| WHAT YOU ARE ASKED TO DO |
How many lines hold the string "different"? Reply with the number alone.

| DATA PROVIDED |
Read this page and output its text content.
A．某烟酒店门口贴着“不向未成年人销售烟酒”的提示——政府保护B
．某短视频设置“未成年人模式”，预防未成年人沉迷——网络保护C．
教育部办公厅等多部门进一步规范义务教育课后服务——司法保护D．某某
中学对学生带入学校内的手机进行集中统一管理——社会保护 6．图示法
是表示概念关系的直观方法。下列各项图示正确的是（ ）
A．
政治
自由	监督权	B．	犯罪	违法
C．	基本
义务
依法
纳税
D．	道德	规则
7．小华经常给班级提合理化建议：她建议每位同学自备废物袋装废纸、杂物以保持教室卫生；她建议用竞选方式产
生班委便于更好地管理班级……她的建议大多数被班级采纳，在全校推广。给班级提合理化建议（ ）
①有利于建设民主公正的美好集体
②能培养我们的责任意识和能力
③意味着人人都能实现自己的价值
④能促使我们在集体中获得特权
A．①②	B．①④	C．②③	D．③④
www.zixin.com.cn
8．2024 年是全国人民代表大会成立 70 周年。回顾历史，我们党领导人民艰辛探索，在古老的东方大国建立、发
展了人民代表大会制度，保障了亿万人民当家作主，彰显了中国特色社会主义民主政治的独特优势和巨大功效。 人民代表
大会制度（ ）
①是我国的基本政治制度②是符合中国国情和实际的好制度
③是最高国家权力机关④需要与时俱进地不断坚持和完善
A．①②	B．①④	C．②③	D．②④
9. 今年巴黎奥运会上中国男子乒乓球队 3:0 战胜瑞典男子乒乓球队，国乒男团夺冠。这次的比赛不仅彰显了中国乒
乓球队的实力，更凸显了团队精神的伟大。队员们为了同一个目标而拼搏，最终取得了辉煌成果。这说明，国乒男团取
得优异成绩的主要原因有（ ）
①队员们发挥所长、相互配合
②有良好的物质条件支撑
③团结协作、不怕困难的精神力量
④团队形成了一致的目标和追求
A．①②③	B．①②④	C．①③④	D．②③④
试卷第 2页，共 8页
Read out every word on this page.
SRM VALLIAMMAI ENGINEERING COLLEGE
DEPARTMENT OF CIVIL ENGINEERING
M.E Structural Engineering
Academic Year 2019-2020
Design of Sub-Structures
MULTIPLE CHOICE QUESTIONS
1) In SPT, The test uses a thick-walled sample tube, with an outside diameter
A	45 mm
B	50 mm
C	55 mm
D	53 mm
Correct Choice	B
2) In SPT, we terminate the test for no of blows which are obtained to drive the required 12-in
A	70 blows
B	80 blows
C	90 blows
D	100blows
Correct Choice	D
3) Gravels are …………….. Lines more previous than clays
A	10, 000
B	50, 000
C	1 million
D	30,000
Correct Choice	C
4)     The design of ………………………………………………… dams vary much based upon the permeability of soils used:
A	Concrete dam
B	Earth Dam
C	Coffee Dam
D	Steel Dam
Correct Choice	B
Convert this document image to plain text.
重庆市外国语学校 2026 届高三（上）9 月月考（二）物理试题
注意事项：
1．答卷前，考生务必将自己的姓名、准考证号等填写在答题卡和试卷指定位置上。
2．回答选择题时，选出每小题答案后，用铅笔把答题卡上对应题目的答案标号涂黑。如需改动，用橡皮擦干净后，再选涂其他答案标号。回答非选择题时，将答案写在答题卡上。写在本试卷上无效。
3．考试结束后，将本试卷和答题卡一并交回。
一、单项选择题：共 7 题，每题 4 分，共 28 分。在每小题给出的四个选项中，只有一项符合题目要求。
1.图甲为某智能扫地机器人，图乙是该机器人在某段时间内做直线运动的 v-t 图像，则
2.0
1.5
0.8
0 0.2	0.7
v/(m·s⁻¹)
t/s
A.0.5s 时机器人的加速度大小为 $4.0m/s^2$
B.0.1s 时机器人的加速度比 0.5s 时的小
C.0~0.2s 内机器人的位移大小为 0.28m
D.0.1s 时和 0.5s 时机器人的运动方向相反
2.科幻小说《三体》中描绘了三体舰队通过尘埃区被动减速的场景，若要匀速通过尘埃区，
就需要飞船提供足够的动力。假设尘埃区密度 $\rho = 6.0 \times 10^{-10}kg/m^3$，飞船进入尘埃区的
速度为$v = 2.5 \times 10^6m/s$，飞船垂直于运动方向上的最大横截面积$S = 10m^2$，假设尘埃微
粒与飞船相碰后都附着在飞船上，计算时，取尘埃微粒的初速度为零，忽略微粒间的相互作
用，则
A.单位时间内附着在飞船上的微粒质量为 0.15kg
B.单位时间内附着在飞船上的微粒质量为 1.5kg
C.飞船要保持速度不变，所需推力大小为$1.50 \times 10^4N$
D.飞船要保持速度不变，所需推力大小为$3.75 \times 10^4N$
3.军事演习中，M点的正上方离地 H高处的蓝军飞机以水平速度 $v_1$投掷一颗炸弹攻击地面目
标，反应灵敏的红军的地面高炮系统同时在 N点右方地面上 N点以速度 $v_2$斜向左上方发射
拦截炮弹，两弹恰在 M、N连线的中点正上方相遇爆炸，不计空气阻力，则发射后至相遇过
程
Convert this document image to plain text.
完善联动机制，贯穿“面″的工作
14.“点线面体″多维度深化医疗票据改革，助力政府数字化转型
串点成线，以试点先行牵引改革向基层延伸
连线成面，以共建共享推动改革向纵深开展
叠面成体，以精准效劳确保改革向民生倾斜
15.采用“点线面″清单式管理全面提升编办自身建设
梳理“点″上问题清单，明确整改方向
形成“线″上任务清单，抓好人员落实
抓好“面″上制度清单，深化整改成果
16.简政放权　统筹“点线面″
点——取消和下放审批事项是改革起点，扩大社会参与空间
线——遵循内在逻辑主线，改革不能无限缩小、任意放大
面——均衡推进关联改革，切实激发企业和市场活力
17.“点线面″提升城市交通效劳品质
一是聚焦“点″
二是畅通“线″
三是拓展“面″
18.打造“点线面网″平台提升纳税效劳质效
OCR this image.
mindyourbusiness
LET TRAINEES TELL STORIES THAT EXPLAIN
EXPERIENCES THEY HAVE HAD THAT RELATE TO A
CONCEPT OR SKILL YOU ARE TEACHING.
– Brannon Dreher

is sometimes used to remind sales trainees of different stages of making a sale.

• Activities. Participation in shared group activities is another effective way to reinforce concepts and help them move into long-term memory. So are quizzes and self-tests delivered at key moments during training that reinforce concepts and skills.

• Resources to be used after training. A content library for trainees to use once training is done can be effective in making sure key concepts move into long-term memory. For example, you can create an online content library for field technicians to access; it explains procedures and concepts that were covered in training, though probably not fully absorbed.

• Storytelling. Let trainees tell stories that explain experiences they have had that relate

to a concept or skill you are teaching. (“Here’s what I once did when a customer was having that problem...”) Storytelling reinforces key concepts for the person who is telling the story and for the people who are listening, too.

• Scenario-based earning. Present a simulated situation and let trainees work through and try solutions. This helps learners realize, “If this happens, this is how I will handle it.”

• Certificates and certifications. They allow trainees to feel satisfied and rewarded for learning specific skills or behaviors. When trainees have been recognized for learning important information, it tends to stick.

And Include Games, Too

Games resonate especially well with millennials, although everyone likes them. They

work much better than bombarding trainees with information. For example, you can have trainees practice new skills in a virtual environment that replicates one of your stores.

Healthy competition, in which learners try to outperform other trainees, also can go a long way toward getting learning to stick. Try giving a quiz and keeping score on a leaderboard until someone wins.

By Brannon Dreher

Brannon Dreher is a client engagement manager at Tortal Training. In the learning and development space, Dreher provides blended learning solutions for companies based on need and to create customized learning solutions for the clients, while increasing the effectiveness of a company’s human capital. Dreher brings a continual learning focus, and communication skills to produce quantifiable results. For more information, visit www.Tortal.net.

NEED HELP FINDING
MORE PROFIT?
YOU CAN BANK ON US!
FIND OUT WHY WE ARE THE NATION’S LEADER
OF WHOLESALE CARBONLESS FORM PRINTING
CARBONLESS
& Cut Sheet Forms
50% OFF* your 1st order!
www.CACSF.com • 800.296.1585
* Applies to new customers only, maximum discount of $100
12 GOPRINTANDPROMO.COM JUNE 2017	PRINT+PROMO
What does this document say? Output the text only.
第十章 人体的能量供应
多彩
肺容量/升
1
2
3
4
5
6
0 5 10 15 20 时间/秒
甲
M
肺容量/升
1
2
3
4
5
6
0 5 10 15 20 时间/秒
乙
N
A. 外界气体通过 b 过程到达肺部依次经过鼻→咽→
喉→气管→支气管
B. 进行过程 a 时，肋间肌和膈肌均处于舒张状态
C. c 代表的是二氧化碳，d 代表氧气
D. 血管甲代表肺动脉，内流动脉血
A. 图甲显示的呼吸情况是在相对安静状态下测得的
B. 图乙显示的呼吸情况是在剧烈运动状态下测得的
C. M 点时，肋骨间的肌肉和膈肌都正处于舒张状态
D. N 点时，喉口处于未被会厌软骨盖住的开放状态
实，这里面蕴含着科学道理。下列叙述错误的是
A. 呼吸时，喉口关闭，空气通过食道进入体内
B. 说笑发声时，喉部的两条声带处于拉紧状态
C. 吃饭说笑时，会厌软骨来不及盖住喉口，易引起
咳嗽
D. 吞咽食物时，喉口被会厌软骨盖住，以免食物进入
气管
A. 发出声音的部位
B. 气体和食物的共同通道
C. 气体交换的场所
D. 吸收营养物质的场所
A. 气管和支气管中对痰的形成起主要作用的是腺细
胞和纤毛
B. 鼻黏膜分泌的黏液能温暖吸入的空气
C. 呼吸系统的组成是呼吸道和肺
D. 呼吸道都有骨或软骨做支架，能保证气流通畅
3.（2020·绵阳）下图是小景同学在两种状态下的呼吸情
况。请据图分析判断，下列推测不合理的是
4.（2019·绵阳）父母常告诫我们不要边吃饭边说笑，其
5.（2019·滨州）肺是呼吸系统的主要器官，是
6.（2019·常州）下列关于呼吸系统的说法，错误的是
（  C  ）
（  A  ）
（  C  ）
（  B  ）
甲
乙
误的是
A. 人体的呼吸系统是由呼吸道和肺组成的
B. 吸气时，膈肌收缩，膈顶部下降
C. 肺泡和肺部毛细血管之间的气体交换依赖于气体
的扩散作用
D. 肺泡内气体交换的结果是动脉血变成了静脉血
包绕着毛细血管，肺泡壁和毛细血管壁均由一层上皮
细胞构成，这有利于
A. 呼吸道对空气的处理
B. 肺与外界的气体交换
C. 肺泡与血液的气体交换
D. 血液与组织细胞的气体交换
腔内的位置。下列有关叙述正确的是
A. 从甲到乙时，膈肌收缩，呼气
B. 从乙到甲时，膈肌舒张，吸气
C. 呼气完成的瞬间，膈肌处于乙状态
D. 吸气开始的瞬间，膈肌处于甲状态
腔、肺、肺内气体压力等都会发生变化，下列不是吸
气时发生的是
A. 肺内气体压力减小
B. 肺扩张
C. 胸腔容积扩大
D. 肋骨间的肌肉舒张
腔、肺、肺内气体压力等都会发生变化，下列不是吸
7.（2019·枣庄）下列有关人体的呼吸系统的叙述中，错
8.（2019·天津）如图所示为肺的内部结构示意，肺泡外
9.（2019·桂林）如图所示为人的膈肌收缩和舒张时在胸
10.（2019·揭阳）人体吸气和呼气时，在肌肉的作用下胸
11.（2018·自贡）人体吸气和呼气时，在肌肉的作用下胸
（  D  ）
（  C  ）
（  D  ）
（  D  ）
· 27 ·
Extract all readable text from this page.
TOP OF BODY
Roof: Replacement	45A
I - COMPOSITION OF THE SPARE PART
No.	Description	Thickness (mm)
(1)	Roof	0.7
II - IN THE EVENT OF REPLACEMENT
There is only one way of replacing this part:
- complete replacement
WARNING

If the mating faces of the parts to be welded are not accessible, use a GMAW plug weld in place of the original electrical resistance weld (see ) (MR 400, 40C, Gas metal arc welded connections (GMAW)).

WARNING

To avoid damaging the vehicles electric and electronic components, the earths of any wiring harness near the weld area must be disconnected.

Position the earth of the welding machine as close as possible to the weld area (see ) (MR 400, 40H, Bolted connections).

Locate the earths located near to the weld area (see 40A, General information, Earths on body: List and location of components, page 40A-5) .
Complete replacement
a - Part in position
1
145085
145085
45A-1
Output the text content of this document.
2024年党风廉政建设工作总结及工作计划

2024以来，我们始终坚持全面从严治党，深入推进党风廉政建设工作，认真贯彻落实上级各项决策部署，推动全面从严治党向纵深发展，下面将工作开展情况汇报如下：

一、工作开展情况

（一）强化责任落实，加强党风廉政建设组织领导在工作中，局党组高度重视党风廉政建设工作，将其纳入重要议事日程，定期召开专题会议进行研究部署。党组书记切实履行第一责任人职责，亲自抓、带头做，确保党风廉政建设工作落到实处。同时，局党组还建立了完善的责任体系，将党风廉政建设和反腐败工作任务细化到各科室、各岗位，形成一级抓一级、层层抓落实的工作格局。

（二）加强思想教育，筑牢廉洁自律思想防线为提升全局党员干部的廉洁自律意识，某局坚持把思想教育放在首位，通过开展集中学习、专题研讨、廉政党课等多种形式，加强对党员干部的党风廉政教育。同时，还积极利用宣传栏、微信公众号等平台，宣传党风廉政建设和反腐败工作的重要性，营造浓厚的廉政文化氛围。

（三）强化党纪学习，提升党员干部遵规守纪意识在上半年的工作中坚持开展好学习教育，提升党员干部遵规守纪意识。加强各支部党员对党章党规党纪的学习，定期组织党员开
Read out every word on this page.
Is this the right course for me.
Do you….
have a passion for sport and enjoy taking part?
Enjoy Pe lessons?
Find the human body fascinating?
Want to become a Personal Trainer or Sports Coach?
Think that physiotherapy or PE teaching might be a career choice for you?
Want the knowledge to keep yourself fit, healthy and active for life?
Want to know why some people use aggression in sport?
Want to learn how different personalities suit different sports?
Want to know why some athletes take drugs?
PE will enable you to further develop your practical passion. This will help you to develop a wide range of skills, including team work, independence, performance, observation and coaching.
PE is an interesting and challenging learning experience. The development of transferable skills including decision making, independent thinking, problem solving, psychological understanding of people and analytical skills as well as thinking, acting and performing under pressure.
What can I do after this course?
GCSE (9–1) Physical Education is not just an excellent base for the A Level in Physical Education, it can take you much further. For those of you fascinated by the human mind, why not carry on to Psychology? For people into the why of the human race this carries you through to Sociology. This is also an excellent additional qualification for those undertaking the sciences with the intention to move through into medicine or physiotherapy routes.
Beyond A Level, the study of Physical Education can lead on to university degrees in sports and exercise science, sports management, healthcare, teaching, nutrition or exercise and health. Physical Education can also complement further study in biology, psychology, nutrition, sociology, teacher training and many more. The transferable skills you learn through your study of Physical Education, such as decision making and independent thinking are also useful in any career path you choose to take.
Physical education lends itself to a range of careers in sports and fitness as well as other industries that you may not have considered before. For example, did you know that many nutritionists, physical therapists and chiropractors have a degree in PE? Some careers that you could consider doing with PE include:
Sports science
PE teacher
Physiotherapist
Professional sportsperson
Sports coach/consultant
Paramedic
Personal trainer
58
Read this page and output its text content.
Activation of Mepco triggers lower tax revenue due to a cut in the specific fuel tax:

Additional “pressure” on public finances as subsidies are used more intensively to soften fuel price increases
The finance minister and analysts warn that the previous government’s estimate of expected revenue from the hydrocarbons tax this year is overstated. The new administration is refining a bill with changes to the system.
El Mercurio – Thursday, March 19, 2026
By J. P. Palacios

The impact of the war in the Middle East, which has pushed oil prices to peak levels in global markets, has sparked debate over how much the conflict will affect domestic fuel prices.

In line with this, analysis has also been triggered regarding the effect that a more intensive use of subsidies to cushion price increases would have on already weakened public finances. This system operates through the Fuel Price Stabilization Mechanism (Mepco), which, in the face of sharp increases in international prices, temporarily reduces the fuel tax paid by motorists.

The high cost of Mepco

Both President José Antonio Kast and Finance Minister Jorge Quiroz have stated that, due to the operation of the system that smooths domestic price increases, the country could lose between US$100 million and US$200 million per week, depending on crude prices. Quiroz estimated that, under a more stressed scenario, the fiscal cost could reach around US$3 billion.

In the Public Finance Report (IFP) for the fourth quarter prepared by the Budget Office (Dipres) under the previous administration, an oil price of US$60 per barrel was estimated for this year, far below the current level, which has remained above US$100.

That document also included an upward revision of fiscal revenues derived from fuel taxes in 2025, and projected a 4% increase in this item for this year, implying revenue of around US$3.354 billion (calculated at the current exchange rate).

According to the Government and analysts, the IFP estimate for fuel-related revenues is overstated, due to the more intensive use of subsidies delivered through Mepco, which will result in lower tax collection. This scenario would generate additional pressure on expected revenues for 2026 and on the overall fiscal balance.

| RESPONSE |
2